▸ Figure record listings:

===

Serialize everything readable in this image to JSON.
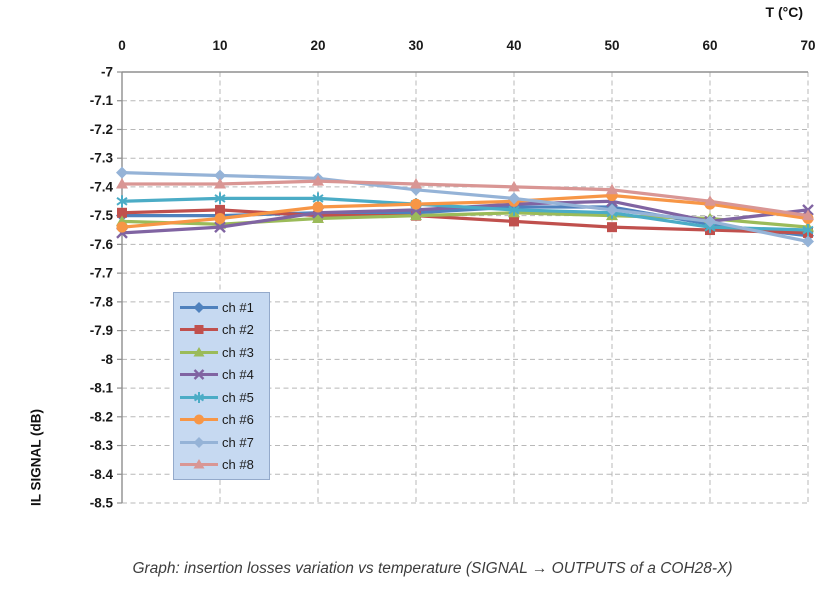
{
  "page": {
    "caption": "Graph: insertion losses variation vs temperature (SIGNAL → OUTPUTS of a COH28-X)"
  },
  "chart_data": {
    "type": "line",
    "title": "",
    "xlabel": "T (°C)",
    "ylabel": "IL SIGNAL (dB)",
    "x": [
      0,
      10,
      20,
      30,
      40,
      50,
      60,
      70
    ],
    "x_ticks": [
      "0",
      "10",
      "20",
      "30",
      "40",
      "50",
      "60",
      "70"
    ],
    "y_ticks": [
      "-7",
      "-7.1",
      "-7.2",
      "-7.3",
      "-7.4",
      "-7.5",
      "-7.6",
      "-7.7",
      "-7.8",
      "-7.9",
      "-8",
      "-8.1",
      "-8.2",
      "-8.3",
      "-8.4",
      "-8.5"
    ],
    "xlim": [
      0,
      70
    ],
    "ylim": [
      -8.5,
      -7
    ],
    "grid": "dashed",
    "legend_position": "inside-left",
    "legend_fill": "#c6d9f1",
    "axis_color": "#8f8f8f",
    "grid_color": "#b8b8b8",
    "series": [
      {
        "name": "ch #1",
        "color": "#4F81BD",
        "marker": "diamond",
        "values": [
          -7.5,
          -7.5,
          -7.49,
          -7.49,
          -7.47,
          -7.47,
          -7.53,
          -7.57
        ]
      },
      {
        "name": "ch #2",
        "color": "#C0504D",
        "marker": "square",
        "values": [
          -7.49,
          -7.48,
          -7.5,
          -7.5,
          -7.52,
          -7.54,
          -7.55,
          -7.56
        ]
      },
      {
        "name": "ch #3",
        "color": "#9BBB59",
        "marker": "triangle",
        "values": [
          -7.52,
          -7.53,
          -7.51,
          -7.5,
          -7.49,
          -7.5,
          -7.51,
          -7.54
        ]
      },
      {
        "name": "ch #4",
        "color": "#8064A2",
        "marker": "xcross",
        "values": [
          -7.56,
          -7.54,
          -7.49,
          -7.48,
          -7.46,
          -7.45,
          -7.52,
          -7.48
        ]
      },
      {
        "name": "ch #5",
        "color": "#4BACC6",
        "marker": "asterisk",
        "values": [
          -7.45,
          -7.44,
          -7.44,
          -7.46,
          -7.48,
          -7.49,
          -7.54,
          -7.55
        ]
      },
      {
        "name": "ch #6",
        "color": "#F79646",
        "marker": "circle",
        "values": [
          -7.54,
          -7.51,
          -7.47,
          -7.46,
          -7.45,
          -7.43,
          -7.46,
          -7.51
        ]
      },
      {
        "name": "ch #7",
        "color": "#95B3D7",
        "marker": "diamond",
        "values": [
          -7.35,
          -7.36,
          -7.37,
          -7.41,
          -7.44,
          -7.48,
          -7.52,
          -7.59
        ]
      },
      {
        "name": "ch #8",
        "color": "#D99694",
        "marker": "triangle",
        "values": [
          -7.39,
          -7.39,
          -7.38,
          -7.39,
          -7.4,
          -7.41,
          -7.45,
          -7.5
        ]
      }
    ]
  }
}
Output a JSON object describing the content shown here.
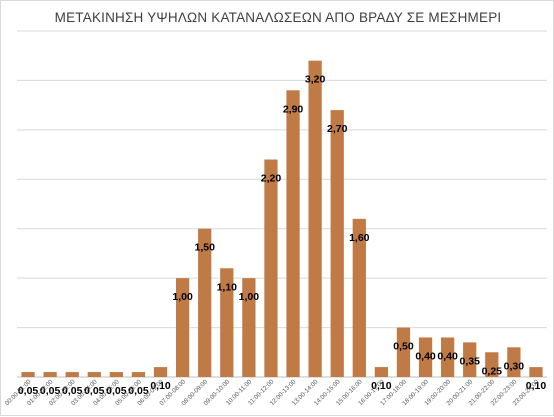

===

▸ WORK TO DO:
Repeat each entry above word for word, leaving every picture out.

▸ RESULT BELOW:
Serialize everything readable in this image to JSON.
{
  "page": {
    "caption": "Graph: insertion losses variation vs temperature (SIGNAL → OUTPUTS of a COH28-X)"
  },
  "chart_data": {
    "type": "line",
    "title": "",
    "xlabel": "T (°C)",
    "ylabel": "IL SIGNAL (dB)",
    "x": [
      0,
      10,
      20,
      30,
      40,
      50,
      60,
      70
    ],
    "x_ticks": [
      "0",
      "10",
      "20",
      "30",
      "40",
      "50",
      "60",
      "70"
    ],
    "y_ticks": [
      "-7",
      "-7.1",
      "-7.2",
      "-7.3",
      "-7.4",
      "-7.5",
      "-7.6",
      "-7.7",
      "-7.8",
      "-7.9",
      "-8",
      "-8.1",
      "-8.2",
      "-8.3",
      "-8.4",
      "-8.5"
    ],
    "xlim": [
      0,
      70
    ],
    "ylim": [
      -8.5,
      -7
    ],
    "grid": "dashed",
    "legend_position": "inside-left",
    "legend_fill": "#c6d9f1",
    "axis_color": "#8f8f8f",
    "grid_color": "#b8b8b8",
    "series": [
      {
        "name": "ch #1",
        "color": "#4F81BD",
        "marker": "diamond",
        "values": [
          -7.5,
          -7.5,
          -7.49,
          -7.49,
          -7.47,
          -7.47,
          -7.53,
          -7.57
        ]
      },
      {
        "name": "ch #2",
        "color": "#C0504D",
        "marker": "square",
        "values": [
          -7.49,
          -7.48,
          -7.5,
          -7.5,
          -7.52,
          -7.54,
          -7.55,
          -7.56
        ]
      },
      {
        "name": "ch #3",
        "color": "#9BBB59",
        "marker": "triangle",
        "values": [
          -7.52,
          -7.53,
          -7.51,
          -7.5,
          -7.49,
          -7.5,
          -7.51,
          -7.54
        ]
      },
      {
        "name": "ch #4",
        "color": "#8064A2",
        "marker": "xcross",
        "values": [
          -7.56,
          -7.54,
          -7.49,
          -7.48,
          -7.46,
          -7.45,
          -7.52,
          -7.48
        ]
      },
      {
        "name": "ch #5",
        "color": "#4BACC6",
        "marker": "asterisk",
        "values": [
          -7.45,
          -7.44,
          -7.44,
          -7.46,
          -7.48,
          -7.49,
          -7.54,
          -7.55
        ]
      },
      {
        "name": "ch #6",
        "color": "#F79646",
        "marker": "circle",
        "values": [
          -7.54,
          -7.51,
          -7.47,
          -7.46,
          -7.45,
          -7.43,
          -7.46,
          -7.51
        ]
      },
      {
        "name": "ch #7",
        "color": "#95B3D7",
        "marker": "diamond",
        "values": [
          -7.35,
          -7.36,
          -7.37,
          -7.41,
          -7.44,
          -7.48,
          -7.52,
          -7.59
        ]
      },
      {
        "name": "ch #8",
        "color": "#D99694",
        "marker": "triangle",
        "values": [
          -7.39,
          -7.39,
          -7.38,
          -7.39,
          -7.4,
          -7.41,
          -7.45,
          -7.5
        ]
      }
    ]
  }
}
Output a JSON object describing the content shown here.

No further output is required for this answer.